» **DIRECTION**
Check the listing below for lines that hold "recordIdentifier". How many are there? Please give only the number.

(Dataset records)
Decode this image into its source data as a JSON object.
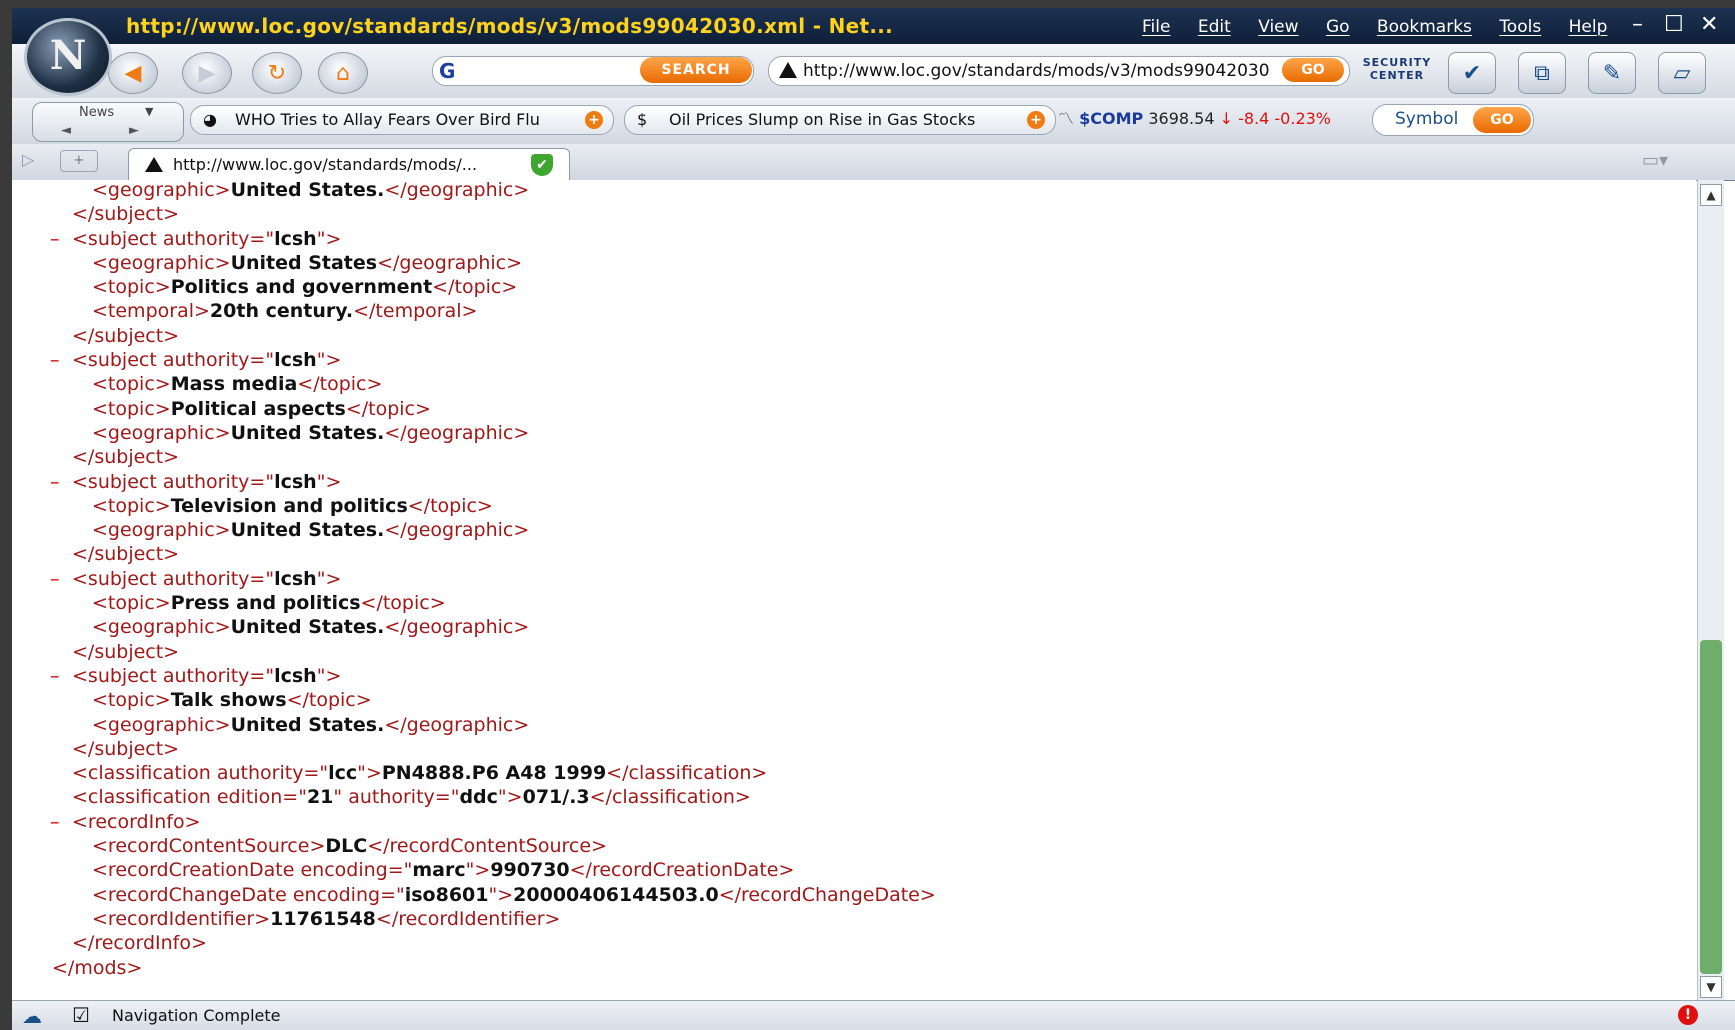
{
  "window": {
    "title": "http://www.loc.gov/standards/mods/v3/mods99042030.xml - Net...",
    "menus": [
      "File",
      "Edit",
      "View",
      "Go",
      "Bookmarks",
      "Tools",
      "Help"
    ]
  },
  "navbar": {
    "search_button": "SEARCH",
    "url": "http://www.loc.gov/standards/mods/v3/mods99042030",
    "go_label": "GO",
    "security_center": "SECURITY CENTER"
  },
  "toolbar2": {
    "news_label": "News",
    "news_items": [
      "WHO Tries to Allay Fears Over Bird Flu",
      "Oil Prices Slump on Rise in Gas Stocks"
    ],
    "stock": {
      "symbol": "$COMP",
      "value": "3698.54",
      "change": "-8.4",
      "percent": "-0.23%"
    },
    "symbol_label": "Symbol",
    "symbol_go": "GO"
  },
  "tab": {
    "label": "http://www.loc.gov/standards/mods/..."
  },
  "status": {
    "text": "Navigation Complete"
  },
  "xml_lines": [
    {
      "indent": 2,
      "minus": false,
      "open": "geographic",
      "attrs": [],
      "value": "United States.",
      "close": "geographic"
    },
    {
      "indent": 1,
      "minus": false,
      "close_only": "subject"
    },
    {
      "indent": 1,
      "minus": true,
      "open": "subject",
      "attrs": [
        [
          "authority",
          "lcsh"
        ]
      ]
    },
    {
      "indent": 2,
      "minus": false,
      "open": "geographic",
      "attrs": [],
      "value": "United States",
      "close": "geographic"
    },
    {
      "indent": 2,
      "minus": false,
      "open": "topic",
      "attrs": [],
      "value": "Politics and government",
      "close": "topic"
    },
    {
      "indent": 2,
      "minus": false,
      "open": "temporal",
      "attrs": [],
      "value": "20th century.",
      "close": "temporal"
    },
    {
      "indent": 1,
      "minus": false,
      "close_only": "subject"
    },
    {
      "indent": 1,
      "minus": true,
      "open": "subject",
      "attrs": [
        [
          "authority",
          "lcsh"
        ]
      ]
    },
    {
      "indent": 2,
      "minus": false,
      "open": "topic",
      "attrs": [],
      "value": "Mass media",
      "close": "topic"
    },
    {
      "indent": 2,
      "minus": false,
      "open": "topic",
      "attrs": [],
      "value": "Political aspects",
      "close": "topic"
    },
    {
      "indent": 2,
      "minus": false,
      "open": "geographic",
      "attrs": [],
      "value": "United States.",
      "close": "geographic"
    },
    {
      "indent": 1,
      "minus": false,
      "close_only": "subject"
    },
    {
      "indent": 1,
      "minus": true,
      "open": "subject",
      "attrs": [
        [
          "authority",
          "lcsh"
        ]
      ]
    },
    {
      "indent": 2,
      "minus": false,
      "open": "topic",
      "attrs": [],
      "value": "Television and politics",
      "close": "topic"
    },
    {
      "indent": 2,
      "minus": false,
      "open": "geographic",
      "attrs": [],
      "value": "United States.",
      "close": "geographic"
    },
    {
      "indent": 1,
      "minus": false,
      "close_only": "subject"
    },
    {
      "indent": 1,
      "minus": true,
      "open": "subject",
      "attrs": [
        [
          "authority",
          "lcsh"
        ]
      ]
    },
    {
      "indent": 2,
      "minus": false,
      "open": "topic",
      "attrs": [],
      "value": "Press and politics",
      "close": "topic"
    },
    {
      "indent": 2,
      "minus": false,
      "open": "geographic",
      "attrs": [],
      "value": "United States.",
      "close": "geographic"
    },
    {
      "indent": 1,
      "minus": false,
      "close_only": "subject"
    },
    {
      "indent": 1,
      "minus": true,
      "open": "subject",
      "attrs": [
        [
          "authority",
          "lcsh"
        ]
      ]
    },
    {
      "indent": 2,
      "minus": false,
      "open": "topic",
      "attrs": [],
      "value": "Talk shows",
      "close": "topic"
    },
    {
      "indent": 2,
      "minus": false,
      "open": "geographic",
      "attrs": [],
      "value": "United States.",
      "close": "geographic"
    },
    {
      "indent": 1,
      "minus": false,
      "close_only": "subject"
    },
    {
      "indent": 1,
      "minus": false,
      "open": "classification",
      "attrs": [
        [
          "authority",
          "lcc"
        ]
      ],
      "value": "PN4888.P6 A48 1999",
      "close": "classification"
    },
    {
      "indent": 1,
      "minus": false,
      "open": "classification",
      "attrs": [
        [
          "edition",
          "21"
        ],
        [
          "authority",
          "ddc"
        ]
      ],
      "value": "071/.3",
      "close": "classification"
    },
    {
      "indent": 1,
      "minus": true,
      "open": "recordInfo",
      "attrs": []
    },
    {
      "indent": 2,
      "minus": false,
      "open": "recordContentSource",
      "attrs": [],
      "value": "DLC",
      "close": "recordContentSource"
    },
    {
      "indent": 2,
      "minus": false,
      "open": "recordCreationDate",
      "attrs": [
        [
          "encoding",
          "marc"
        ]
      ],
      "value": "990730",
      "close": "recordCreationDate"
    },
    {
      "indent": 2,
      "minus": false,
      "open": "recordChangeDate",
      "attrs": [
        [
          "encoding",
          "iso8601"
        ]
      ],
      "value": "20000406144503.0",
      "close": "recordChangeDate"
    },
    {
      "indent": 2,
      "minus": false,
      "open": "recordIdentifier",
      "attrs": [],
      "value": "11761548",
      "close": "recordIdentifier"
    },
    {
      "indent": 1,
      "minus": false,
      "close_only": "recordInfo"
    },
    {
      "indent": 0,
      "minus": false,
      "close_only": "mods"
    }
  ],
  "colors": {
    "tag": "#a01818",
    "value": "#111111",
    "accent": "#e86a00",
    "title": "#ffd21c"
  }
}
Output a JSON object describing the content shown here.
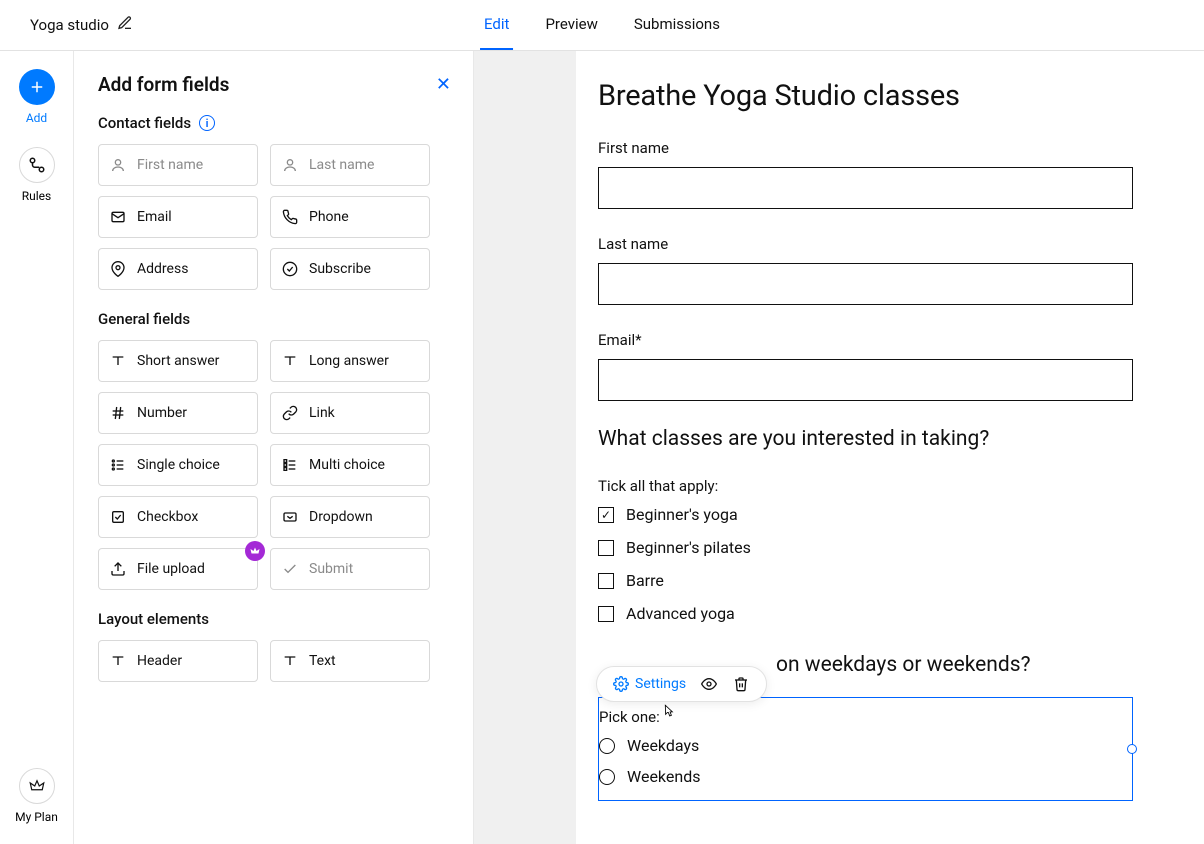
{
  "header": {
    "title": "Yoga studio",
    "tabs": {
      "edit": "Edit",
      "preview": "Preview",
      "submissions": "Submissions"
    }
  },
  "rail": {
    "add": "Add",
    "rules": "Rules",
    "myplan": "My Plan"
  },
  "panel": {
    "title": "Add form fields",
    "contact_label": "Contact fields",
    "general_label": "General fields",
    "layout_label": "Layout elements",
    "contact": {
      "first_name": "First name",
      "last_name": "Last name",
      "email": "Email",
      "phone": "Phone",
      "address": "Address",
      "subscribe": "Subscribe"
    },
    "general": {
      "short_answer": "Short answer",
      "long_answer": "Long answer",
      "number": "Number",
      "link": "Link",
      "single_choice": "Single choice",
      "multi_choice": "Multi choice",
      "checkbox": "Checkbox",
      "dropdown": "Dropdown",
      "file_upload": "File upload",
      "submit": "Submit"
    },
    "layout": {
      "header": "Header",
      "text": "Text"
    }
  },
  "form": {
    "title": "Breathe Yoga Studio classes",
    "fields": {
      "first_name": "First name",
      "last_name": "Last name",
      "email": "Email*"
    },
    "q1": {
      "heading": "What classes are you interested in taking?",
      "caption": "Tick all that apply:",
      "opts": {
        "o1": "Beginner's yoga",
        "o2": "Beginner's pilates",
        "o3": "Barre",
        "o4": "Advanced yoga"
      }
    },
    "q2": {
      "tail": "on weekdays or weekends?",
      "caption": "Pick one:",
      "opts": {
        "o1": "Weekdays",
        "o2": "Weekends"
      }
    }
  },
  "tools": {
    "settings": "Settings"
  }
}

» **REPLY TO THE TASK**
2